:: What you need to do ::
Take each line that has the word "name" and return it.

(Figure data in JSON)
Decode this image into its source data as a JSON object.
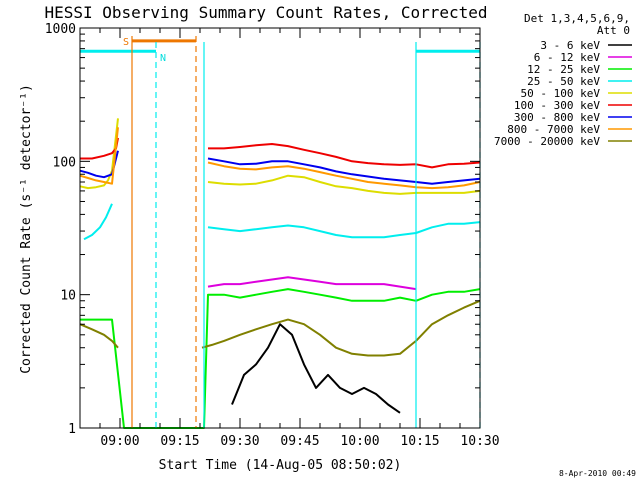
{
  "chart_data": {
    "type": "line",
    "title": "HESSI Observing Summary Count Rates, Corrected",
    "xlabel": "Start Time (14-Aug-05 08:50:02)",
    "ylabel": "Corrected Count Rate (s⁻¹ detector⁻¹)",
    "x_unit": "minutes after 08:50:02",
    "xlim": [
      0,
      100
    ],
    "ylim": [
      1,
      1000
    ],
    "yscale": "log",
    "grid": false,
    "x_ticks": [
      {
        "value": 10,
        "label": "09:00"
      },
      {
        "value": 25,
        "label": "09:15"
      },
      {
        "value": 40,
        "label": "09:30"
      },
      {
        "value": 55,
        "label": "09:45"
      },
      {
        "value": 70,
        "label": "10:00"
      },
      {
        "value": 85,
        "label": "10:15"
      },
      {
        "value": 100,
        "label": "10:30"
      }
    ],
    "y_ticks": [
      {
        "value": 1,
        "label": "1"
      },
      {
        "value": 10,
        "label": "10"
      },
      {
        "value": 100,
        "label": "100"
      },
      {
        "value": 1000,
        "label": "1000"
      }
    ],
    "legend": {
      "placement": "top-right, outside plot",
      "header": [
        "Det 1,3,4,5,6,9,",
        "Att 0"
      ]
    },
    "series": [
      {
        "name": "3 - 6 keV",
        "color": "#000000",
        "x": [
          38,
          41,
          44,
          47,
          50,
          53,
          56,
          59,
          62,
          65,
          68,
          71,
          74,
          77,
          80
        ],
        "y": [
          1.5,
          2.5,
          3,
          4,
          6,
          5,
          3,
          2,
          2.5,
          2,
          1.8,
          2,
          1.8,
          1.5,
          1.3
        ]
      },
      {
        "name": "6 - 12 keV",
        "color": "#dd00dd",
        "x": [
          32,
          36,
          40,
          44,
          48,
          52,
          56,
          60,
          64,
          68,
          72,
          76,
          80,
          84
        ],
        "y": [
          11.5,
          12,
          12,
          12.5,
          13,
          13.5,
          13,
          12.5,
          12,
          12,
          12,
          12,
          11.5,
          11
        ]
      },
      {
        "name": "12 - 25 keV",
        "color": "#00ee00",
        "x": [
          0,
          2,
          4,
          6,
          8,
          11,
          15,
          19,
          23,
          27,
          31,
          32,
          36,
          40,
          44,
          48,
          52,
          56,
          60,
          64,
          68,
          72,
          76,
          80,
          84,
          88,
          92,
          96,
          100
        ],
        "y": [
          6.5,
          6.5,
          6.5,
          6.5,
          6.5,
          1,
          1,
          1,
          1,
          1,
          1,
          10,
          10,
          9.5,
          10,
          10.5,
          11,
          10.5,
          10,
          9.5,
          9,
          9,
          9,
          9.5,
          9,
          10,
          10.5,
          10.5,
          11
        ]
      },
      {
        "name": "25 - 50 keV",
        "color": "#00eeee",
        "x": [
          1,
          3,
          5,
          6.5,
          8,
          32,
          36,
          40,
          44,
          48,
          52,
          56,
          60,
          64,
          68,
          72,
          76,
          80,
          84,
          88,
          92,
          96,
          100
        ],
        "y": [
          26,
          28,
          32,
          38,
          48,
          32,
          31,
          30,
          31,
          32,
          33,
          32,
          30,
          28,
          27,
          27,
          27,
          28,
          29,
          32,
          34,
          34,
          35
        ]
      },
      {
        "name": "50 - 100 keV",
        "color": "#dddd00",
        "x": [
          0,
          2,
          4,
          6,
          7,
          8,
          9.5,
          32,
          36,
          40,
          44,
          48,
          52,
          56,
          60,
          64,
          68,
          72,
          76,
          80,
          84,
          88,
          92,
          96,
          100
        ],
        "y": [
          65,
          63,
          64,
          66,
          72,
          85,
          210,
          70,
          68,
          67,
          68,
          72,
          78,
          76,
          70,
          65,
          63,
          60,
          58,
          57,
          58,
          58,
          58,
          58,
          60
        ]
      },
      {
        "name": "100 - 300 keV",
        "color": "#ee0000",
        "x": [
          0,
          3,
          6,
          8,
          9,
          9.5,
          32,
          36,
          40,
          44,
          48,
          52,
          56,
          60,
          64,
          68,
          72,
          76,
          80,
          84,
          88,
          92,
          96,
          100
        ],
        "y": [
          105,
          105,
          110,
          115,
          125,
          150,
          125,
          125,
          128,
          132,
          135,
          130,
          122,
          115,
          108,
          100,
          97,
          95,
          94,
          95,
          90,
          95,
          96,
          98
        ]
      },
      {
        "name": "300 - 800 keV",
        "color": "#0000ee",
        "x": [
          0,
          2,
          4,
          6,
          8,
          9.5,
          32,
          36,
          40,
          44,
          48,
          52,
          56,
          60,
          64,
          68,
          72,
          76,
          80,
          84,
          88,
          92,
          96,
          100
        ],
        "y": [
          85,
          82,
          78,
          76,
          80,
          120,
          105,
          100,
          95,
          96,
          100,
          100,
          95,
          90,
          84,
          80,
          77,
          74,
          72,
          70,
          68,
          70,
          72,
          74
        ]
      },
      {
        "name": "800 - 7000 keV",
        "color": "#ff9900",
        "x": [
          0,
          2,
          4,
          6,
          8,
          9.5,
          32,
          36,
          40,
          44,
          48,
          52,
          56,
          60,
          64,
          68,
          72,
          76,
          80,
          84,
          88,
          92,
          96,
          100
        ],
        "y": [
          78,
          75,
          72,
          70,
          68,
          180,
          98,
          92,
          88,
          87,
          90,
          92,
          88,
          83,
          78,
          74,
          70,
          68,
          66,
          64,
          63,
          64,
          66,
          70
        ]
      },
      {
        "name": "7000 - 20000 keV",
        "color": "#808000",
        "x": [
          0,
          3,
          6,
          8,
          9.5,
          30.5,
          33,
          36,
          40,
          44,
          48,
          52,
          56,
          60,
          64,
          68,
          72,
          76,
          80,
          84,
          88,
          92,
          96,
          100
        ],
        "y": [
          6,
          5.5,
          5,
          4.5,
          4,
          4,
          4.2,
          4.5,
          5,
          5.5,
          6,
          6.5,
          6,
          5,
          4,
          3.6,
          3.5,
          3.5,
          3.6,
          4.5,
          6,
          7,
          8,
          9
        ]
      }
    ],
    "annotations": {
      "saa_label": "S",
      "night_label": "N",
      "saa_interval": [
        13,
        29
      ],
      "saa_level": 800,
      "night_intervals": [
        [
          0,
          19
        ],
        [
          84,
          100
        ]
      ],
      "night_level": 670,
      "attenuator_markers": [
        {
          "x": 13,
          "style": "solid"
        },
        {
          "x": 29,
          "style": "dashed"
        }
      ],
      "night_markers": [
        {
          "x": 19,
          "style": "dashed"
        },
        {
          "x": 31,
          "style": "solid"
        },
        {
          "x": 84,
          "style": "solid"
        },
        {
          "x": 100,
          "style": "dashed"
        }
      ]
    }
  },
  "footer": {
    "timestamp": "8-Apr-2010 00:49"
  }
}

:: Finished answer ::
        "name": "3 - 6 keV",
        "name": "6 - 12 keV",
        "name": "12 - 25 keV",
        "name": "25 - 50 keV",
        "name": "50 - 100 keV",
        "name": "100 - 300 keV",
        "name": "300 - 800 keV",
        "name": "800 - 7000 keV",
        "name": "7000 - 20000 keV",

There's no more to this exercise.